| TASK OBJECTIVE |
From the entries that follow, list every line in which the string "image" appears.

++++ SOURCE DATA ++++

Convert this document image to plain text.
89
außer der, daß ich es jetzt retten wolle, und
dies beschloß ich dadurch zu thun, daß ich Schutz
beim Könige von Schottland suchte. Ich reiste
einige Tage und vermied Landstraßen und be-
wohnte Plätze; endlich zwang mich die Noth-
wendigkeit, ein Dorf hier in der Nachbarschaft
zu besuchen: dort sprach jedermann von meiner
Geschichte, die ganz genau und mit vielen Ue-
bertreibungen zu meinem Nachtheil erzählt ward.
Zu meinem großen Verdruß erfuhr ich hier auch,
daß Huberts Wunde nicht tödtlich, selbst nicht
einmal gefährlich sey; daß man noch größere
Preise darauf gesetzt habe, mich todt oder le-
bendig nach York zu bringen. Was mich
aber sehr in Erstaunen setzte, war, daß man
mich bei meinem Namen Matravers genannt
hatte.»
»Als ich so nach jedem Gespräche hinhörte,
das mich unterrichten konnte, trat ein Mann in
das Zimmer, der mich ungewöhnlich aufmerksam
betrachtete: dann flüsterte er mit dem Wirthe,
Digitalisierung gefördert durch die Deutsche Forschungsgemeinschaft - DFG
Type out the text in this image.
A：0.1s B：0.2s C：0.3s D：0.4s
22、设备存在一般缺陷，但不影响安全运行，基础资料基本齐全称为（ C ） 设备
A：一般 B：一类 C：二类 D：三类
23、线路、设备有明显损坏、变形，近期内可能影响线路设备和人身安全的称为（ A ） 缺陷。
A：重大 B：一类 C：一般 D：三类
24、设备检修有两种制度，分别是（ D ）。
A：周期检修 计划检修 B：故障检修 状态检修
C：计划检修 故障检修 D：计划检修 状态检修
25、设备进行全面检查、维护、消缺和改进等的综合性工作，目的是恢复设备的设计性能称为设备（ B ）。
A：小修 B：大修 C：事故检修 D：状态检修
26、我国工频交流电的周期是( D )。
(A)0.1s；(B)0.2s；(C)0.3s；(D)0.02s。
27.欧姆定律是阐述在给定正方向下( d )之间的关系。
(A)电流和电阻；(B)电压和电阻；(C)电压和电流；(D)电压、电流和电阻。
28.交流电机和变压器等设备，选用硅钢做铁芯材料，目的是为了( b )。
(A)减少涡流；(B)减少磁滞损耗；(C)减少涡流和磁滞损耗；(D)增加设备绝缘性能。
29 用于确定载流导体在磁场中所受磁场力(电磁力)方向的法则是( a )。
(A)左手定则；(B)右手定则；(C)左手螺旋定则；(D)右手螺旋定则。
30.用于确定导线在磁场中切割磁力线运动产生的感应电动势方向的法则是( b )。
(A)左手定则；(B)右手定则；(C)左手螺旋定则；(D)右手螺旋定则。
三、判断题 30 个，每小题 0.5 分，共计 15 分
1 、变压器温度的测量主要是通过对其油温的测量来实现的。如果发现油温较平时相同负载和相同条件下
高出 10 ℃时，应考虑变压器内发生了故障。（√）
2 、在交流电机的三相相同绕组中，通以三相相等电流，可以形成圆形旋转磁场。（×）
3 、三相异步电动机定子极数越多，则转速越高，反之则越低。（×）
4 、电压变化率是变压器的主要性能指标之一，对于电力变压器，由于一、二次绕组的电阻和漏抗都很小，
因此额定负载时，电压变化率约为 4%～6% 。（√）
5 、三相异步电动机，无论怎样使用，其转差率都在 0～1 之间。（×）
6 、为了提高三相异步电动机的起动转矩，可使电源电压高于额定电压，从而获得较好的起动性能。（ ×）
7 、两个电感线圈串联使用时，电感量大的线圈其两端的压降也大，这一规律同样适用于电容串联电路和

++++

| THE REPLY |
Convert this document image to plain text.
Type out the text in this image.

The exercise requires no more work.